* [Data for the task]:
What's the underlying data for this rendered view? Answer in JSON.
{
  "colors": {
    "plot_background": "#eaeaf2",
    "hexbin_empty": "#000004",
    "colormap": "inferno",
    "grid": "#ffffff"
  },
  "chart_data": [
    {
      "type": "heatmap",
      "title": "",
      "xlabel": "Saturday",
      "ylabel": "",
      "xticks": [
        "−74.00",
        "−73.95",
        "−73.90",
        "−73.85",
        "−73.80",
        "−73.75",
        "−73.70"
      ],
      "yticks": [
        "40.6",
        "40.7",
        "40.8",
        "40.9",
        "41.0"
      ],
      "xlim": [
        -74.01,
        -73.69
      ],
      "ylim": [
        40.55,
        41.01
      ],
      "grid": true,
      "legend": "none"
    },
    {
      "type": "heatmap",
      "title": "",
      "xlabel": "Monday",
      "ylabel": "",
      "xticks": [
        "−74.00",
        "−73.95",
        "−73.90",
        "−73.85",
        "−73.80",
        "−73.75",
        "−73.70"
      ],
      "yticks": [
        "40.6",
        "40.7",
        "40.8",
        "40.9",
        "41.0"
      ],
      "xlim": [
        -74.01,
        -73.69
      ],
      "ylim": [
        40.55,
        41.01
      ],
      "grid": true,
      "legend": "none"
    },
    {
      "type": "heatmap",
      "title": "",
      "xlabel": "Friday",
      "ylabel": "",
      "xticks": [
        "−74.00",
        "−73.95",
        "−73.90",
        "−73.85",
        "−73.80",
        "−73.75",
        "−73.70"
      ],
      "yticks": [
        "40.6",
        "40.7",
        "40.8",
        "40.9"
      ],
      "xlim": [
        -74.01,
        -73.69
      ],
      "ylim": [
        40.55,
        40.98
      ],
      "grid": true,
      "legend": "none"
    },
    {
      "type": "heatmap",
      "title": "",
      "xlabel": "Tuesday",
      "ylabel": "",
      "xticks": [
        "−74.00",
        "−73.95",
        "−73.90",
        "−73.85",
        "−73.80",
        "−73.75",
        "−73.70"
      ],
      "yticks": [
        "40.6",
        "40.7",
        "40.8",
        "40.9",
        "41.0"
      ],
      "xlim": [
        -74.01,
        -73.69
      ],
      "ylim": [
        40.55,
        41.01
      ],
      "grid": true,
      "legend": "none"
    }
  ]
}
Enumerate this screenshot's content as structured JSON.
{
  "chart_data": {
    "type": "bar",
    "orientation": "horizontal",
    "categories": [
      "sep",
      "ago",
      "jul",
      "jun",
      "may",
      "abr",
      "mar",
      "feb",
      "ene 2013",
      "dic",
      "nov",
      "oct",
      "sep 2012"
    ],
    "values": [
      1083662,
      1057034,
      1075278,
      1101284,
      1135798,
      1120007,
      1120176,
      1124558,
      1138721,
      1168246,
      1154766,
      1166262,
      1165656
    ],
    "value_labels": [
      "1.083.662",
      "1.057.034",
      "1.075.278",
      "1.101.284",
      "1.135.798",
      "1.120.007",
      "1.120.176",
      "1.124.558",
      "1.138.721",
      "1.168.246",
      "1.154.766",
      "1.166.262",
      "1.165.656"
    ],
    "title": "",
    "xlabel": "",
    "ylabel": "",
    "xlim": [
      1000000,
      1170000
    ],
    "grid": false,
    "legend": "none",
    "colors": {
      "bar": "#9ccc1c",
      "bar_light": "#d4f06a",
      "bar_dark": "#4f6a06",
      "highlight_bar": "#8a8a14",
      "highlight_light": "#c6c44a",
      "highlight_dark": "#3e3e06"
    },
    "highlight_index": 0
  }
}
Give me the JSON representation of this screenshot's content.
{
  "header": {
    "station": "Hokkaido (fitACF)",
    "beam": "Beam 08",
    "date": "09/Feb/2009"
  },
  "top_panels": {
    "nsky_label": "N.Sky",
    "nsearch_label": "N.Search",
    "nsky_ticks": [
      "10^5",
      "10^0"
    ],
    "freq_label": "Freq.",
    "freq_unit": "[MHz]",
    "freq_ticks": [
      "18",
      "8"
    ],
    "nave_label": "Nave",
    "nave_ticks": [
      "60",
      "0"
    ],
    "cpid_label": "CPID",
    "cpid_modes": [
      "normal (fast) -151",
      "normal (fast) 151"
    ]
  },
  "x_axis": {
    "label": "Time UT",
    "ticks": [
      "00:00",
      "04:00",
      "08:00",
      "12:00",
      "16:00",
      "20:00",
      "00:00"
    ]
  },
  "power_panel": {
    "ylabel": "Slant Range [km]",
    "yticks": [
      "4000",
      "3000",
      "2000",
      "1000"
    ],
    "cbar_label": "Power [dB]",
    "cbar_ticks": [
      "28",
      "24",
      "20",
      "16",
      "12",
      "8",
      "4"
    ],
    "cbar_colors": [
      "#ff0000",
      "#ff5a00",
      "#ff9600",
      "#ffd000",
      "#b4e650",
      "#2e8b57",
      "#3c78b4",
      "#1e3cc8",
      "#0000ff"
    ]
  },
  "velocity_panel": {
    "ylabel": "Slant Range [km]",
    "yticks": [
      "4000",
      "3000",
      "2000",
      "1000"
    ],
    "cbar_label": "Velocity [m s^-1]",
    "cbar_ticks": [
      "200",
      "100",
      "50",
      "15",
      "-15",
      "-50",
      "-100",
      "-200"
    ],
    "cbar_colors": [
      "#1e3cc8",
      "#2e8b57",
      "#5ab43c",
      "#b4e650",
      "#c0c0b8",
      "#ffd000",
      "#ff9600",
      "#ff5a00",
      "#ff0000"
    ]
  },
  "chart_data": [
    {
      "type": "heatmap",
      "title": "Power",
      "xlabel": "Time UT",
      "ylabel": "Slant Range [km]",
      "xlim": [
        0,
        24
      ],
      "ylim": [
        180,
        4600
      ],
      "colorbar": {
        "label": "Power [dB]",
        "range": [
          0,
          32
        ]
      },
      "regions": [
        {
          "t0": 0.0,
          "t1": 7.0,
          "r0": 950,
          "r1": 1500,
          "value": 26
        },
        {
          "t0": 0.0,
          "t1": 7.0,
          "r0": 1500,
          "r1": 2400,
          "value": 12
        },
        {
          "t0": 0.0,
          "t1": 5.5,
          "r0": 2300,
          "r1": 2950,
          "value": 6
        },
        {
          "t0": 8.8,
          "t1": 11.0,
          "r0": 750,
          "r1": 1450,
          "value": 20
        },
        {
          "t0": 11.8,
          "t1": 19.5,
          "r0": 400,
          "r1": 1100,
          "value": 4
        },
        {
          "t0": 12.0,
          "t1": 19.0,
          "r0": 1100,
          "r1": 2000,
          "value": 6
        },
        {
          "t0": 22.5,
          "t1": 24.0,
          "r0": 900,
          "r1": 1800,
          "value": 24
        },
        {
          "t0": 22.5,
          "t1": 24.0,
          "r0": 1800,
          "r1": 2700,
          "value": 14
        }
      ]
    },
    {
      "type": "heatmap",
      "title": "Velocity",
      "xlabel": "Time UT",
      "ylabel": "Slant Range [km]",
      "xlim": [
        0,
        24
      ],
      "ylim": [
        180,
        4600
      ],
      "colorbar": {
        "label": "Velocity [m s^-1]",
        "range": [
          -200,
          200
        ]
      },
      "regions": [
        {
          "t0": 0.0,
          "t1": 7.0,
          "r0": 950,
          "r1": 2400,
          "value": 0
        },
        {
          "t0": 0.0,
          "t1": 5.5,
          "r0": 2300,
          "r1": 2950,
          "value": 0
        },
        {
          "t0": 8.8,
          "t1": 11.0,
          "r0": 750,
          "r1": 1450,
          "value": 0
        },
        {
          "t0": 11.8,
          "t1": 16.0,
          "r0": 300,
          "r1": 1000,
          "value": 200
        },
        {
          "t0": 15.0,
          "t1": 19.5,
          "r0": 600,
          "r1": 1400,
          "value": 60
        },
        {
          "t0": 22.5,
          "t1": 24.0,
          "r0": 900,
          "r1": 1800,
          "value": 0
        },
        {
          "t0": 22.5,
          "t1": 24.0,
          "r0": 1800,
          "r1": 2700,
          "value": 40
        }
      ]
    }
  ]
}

* [What you are asked to do]:
Count the lines in the entries that hold the word "content", and give nothing but the total.

* [Response below]:
2